Please copy every line of the records below that holds the word "frac".

begin Input

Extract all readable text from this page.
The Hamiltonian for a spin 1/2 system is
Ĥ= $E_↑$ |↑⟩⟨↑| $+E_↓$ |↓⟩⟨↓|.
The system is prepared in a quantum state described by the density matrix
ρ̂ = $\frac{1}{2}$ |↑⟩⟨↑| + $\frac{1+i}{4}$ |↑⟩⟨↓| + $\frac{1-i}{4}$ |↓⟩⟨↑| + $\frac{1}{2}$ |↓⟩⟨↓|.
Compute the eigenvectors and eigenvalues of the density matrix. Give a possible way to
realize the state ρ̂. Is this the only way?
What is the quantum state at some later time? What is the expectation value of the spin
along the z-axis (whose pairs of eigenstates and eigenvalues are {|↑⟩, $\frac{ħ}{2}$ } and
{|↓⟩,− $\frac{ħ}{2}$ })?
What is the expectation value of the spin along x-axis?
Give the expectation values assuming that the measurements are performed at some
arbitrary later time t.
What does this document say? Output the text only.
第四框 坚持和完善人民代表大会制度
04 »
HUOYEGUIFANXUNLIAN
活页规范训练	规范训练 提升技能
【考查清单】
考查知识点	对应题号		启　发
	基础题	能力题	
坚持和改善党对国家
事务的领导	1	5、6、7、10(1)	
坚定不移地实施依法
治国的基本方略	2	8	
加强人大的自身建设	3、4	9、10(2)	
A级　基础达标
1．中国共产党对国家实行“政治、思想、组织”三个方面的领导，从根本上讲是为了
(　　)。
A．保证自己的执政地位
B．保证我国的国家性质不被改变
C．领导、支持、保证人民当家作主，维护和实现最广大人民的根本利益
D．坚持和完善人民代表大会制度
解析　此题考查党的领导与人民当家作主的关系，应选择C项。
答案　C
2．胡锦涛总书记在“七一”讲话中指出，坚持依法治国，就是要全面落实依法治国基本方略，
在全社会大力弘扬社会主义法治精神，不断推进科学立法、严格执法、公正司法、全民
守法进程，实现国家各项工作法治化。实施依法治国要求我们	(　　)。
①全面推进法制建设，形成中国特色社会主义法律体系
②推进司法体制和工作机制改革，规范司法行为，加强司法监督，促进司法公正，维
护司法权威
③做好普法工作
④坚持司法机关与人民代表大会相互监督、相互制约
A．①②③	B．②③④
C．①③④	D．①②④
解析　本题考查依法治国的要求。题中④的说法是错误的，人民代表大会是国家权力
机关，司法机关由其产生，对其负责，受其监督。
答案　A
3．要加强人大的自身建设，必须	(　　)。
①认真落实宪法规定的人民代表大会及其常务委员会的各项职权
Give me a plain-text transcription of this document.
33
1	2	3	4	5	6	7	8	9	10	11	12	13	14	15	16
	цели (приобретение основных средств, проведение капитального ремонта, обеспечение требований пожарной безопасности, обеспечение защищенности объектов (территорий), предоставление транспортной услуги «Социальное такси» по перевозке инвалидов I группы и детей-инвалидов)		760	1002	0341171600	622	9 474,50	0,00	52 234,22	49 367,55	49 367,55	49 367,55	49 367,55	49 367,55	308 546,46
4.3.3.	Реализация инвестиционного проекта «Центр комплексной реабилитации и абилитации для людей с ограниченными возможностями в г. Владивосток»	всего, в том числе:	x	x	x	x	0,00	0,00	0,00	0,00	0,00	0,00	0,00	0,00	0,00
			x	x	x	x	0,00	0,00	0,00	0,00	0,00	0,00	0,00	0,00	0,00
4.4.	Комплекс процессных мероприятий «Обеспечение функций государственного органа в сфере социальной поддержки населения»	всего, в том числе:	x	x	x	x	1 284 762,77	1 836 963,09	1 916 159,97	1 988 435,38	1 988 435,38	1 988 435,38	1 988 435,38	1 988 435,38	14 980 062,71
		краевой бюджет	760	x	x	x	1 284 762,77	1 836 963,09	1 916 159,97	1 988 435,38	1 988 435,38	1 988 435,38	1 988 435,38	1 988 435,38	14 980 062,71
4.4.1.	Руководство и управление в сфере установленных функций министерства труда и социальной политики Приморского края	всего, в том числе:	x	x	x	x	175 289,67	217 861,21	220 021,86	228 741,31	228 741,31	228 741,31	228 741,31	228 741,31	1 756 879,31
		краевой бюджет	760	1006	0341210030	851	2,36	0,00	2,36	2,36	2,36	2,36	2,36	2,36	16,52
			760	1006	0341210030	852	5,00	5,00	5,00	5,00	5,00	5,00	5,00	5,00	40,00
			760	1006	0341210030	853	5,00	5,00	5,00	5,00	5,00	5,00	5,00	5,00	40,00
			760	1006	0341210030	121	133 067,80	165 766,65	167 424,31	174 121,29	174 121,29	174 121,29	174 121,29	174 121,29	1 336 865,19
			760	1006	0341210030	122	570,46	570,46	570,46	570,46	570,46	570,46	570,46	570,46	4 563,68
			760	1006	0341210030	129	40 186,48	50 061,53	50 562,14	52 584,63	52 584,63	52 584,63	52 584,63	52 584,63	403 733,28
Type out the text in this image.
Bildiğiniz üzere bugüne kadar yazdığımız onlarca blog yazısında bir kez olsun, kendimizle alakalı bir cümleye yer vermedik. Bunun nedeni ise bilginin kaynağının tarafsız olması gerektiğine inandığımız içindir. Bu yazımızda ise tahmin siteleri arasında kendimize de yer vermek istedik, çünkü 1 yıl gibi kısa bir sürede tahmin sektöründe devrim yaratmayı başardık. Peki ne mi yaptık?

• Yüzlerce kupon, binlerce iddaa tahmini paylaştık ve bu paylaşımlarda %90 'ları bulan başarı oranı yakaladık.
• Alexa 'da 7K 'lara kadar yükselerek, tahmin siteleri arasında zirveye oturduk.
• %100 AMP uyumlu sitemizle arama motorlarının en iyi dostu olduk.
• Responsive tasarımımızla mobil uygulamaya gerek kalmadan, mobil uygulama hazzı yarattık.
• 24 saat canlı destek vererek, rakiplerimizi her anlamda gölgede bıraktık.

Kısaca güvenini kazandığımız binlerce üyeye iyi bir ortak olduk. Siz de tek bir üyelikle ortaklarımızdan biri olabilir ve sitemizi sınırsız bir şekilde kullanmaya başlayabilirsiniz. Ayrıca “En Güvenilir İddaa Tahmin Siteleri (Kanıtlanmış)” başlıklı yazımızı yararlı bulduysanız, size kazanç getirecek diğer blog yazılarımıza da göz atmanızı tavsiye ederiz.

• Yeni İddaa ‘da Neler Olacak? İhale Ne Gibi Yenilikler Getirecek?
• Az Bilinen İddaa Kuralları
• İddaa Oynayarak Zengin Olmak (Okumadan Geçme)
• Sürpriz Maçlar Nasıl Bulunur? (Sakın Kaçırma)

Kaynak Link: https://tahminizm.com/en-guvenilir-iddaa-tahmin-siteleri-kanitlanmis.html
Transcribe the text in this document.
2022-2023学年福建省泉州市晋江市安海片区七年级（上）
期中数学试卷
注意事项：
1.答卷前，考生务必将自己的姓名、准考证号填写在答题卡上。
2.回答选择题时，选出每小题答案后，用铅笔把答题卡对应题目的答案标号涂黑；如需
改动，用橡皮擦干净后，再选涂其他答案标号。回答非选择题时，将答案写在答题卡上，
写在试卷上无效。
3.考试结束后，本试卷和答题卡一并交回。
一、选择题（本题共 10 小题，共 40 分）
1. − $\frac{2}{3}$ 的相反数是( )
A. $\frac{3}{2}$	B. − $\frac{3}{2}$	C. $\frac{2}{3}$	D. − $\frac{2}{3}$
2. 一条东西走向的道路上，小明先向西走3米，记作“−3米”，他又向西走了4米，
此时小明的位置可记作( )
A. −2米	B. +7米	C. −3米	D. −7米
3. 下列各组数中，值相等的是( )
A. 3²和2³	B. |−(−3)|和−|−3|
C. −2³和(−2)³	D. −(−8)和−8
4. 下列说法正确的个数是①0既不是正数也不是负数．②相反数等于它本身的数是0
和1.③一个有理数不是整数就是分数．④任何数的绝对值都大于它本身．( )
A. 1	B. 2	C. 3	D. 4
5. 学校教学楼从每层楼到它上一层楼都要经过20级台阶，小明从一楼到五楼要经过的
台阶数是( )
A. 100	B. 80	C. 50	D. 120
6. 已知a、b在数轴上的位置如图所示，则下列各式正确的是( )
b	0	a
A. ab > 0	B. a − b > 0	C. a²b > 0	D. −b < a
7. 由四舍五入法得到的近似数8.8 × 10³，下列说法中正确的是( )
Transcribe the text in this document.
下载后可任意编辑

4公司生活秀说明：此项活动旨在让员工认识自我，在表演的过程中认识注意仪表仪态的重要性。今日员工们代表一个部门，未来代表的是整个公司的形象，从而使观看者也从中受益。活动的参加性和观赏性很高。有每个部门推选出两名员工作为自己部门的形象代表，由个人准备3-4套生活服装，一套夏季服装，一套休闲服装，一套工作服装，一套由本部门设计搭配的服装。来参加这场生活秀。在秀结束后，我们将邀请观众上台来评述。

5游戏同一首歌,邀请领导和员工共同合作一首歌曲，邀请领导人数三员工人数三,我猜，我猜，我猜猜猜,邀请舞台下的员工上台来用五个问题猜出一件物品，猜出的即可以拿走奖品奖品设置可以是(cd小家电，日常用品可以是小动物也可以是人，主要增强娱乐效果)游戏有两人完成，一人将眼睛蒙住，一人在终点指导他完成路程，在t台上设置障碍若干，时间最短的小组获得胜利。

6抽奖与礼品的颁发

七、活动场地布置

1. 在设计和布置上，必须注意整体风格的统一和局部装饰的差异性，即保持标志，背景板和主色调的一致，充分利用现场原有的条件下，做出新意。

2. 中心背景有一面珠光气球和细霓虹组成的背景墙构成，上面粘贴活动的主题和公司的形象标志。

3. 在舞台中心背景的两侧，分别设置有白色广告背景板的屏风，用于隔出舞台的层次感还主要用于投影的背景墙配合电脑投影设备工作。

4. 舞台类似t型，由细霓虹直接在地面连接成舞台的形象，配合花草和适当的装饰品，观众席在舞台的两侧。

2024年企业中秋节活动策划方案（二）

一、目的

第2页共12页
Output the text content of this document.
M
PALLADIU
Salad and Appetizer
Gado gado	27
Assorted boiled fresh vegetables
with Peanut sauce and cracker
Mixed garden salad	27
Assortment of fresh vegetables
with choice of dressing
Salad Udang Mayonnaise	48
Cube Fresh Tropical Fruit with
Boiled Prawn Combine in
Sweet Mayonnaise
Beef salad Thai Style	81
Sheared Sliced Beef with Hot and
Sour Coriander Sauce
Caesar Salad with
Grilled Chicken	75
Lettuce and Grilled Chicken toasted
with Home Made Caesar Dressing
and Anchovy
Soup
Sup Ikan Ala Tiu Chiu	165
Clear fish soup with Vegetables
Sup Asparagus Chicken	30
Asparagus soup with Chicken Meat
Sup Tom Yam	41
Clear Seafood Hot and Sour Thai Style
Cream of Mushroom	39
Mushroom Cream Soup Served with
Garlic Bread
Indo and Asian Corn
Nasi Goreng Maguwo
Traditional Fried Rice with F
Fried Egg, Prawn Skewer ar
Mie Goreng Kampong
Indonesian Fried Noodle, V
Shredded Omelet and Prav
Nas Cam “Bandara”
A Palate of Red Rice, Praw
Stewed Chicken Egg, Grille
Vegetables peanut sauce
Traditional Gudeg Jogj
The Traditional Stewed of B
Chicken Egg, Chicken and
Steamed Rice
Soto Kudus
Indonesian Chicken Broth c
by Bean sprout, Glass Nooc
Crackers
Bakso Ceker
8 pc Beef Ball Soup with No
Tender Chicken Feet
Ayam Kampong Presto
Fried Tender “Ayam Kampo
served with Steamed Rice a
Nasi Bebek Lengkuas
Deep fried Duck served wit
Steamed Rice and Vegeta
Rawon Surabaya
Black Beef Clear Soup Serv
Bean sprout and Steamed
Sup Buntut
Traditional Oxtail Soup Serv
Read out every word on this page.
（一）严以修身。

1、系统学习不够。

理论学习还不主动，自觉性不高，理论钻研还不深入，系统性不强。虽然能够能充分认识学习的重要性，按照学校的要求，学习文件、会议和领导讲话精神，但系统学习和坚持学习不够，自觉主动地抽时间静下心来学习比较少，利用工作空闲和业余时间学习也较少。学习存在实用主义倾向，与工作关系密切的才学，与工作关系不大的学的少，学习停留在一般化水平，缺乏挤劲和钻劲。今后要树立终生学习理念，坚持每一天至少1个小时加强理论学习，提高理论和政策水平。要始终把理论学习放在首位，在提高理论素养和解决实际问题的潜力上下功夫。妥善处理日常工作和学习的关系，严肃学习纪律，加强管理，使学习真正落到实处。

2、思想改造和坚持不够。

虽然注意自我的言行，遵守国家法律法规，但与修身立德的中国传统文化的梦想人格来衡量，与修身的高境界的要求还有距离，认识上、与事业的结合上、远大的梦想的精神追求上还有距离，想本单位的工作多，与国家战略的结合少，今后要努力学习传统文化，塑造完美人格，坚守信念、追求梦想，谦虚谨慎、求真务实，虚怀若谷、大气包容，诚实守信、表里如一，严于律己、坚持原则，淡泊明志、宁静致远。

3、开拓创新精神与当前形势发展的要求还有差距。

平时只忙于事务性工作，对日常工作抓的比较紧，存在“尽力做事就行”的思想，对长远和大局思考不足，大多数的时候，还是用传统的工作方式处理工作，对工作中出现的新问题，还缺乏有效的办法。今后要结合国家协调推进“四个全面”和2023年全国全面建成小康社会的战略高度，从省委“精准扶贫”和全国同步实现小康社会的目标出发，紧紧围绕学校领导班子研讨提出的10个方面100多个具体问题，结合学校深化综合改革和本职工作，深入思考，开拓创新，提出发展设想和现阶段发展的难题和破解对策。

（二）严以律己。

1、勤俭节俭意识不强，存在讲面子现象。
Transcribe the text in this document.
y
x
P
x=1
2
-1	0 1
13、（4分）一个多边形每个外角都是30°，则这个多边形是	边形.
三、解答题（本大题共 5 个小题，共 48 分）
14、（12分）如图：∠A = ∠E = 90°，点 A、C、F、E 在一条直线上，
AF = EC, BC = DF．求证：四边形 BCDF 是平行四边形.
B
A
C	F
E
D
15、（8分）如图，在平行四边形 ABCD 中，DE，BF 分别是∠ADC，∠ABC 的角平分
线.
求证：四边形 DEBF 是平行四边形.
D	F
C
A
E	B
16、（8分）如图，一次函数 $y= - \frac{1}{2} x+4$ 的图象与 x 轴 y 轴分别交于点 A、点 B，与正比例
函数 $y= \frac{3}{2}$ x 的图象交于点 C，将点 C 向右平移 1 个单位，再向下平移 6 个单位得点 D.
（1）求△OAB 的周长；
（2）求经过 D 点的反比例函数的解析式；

end Input

Answer to the problem
ρ̂ = $\frac{1}{2}$ |↑⟩⟨↑| + $\frac{1+i}{4}$ |↑⟩⟨↓| + $\frac{1-i}{4}$ |↓⟩⟨↑| + $\frac{1}{2}$ |↓⟩⟨↓|.
along the z-axis (whose pairs of eigenstates and eigenvalues are {|↑⟩, $\frac{ħ}{2}$ } and
{|↓⟩,− $\frac{ħ}{2}$ })?
1. − $\frac{2}{3}$ 的相反数是( )
A. $\frac{3}{2}$	B. − $\frac{3}{2}$	C. $\frac{2}{3}$	D. − $\frac{2}{3}$
16、（8分）如图，一次函数 $y= - \frac{1}{2} x+4$ 的图象与 x 轴 y 轴分别交于点 A、点 B，与正比例
函数 $y= \frac{3}{2}$ x 的图象交于点 C，将点 C 向右平移 1 个单位，再向下平移 6 个单位得点 D.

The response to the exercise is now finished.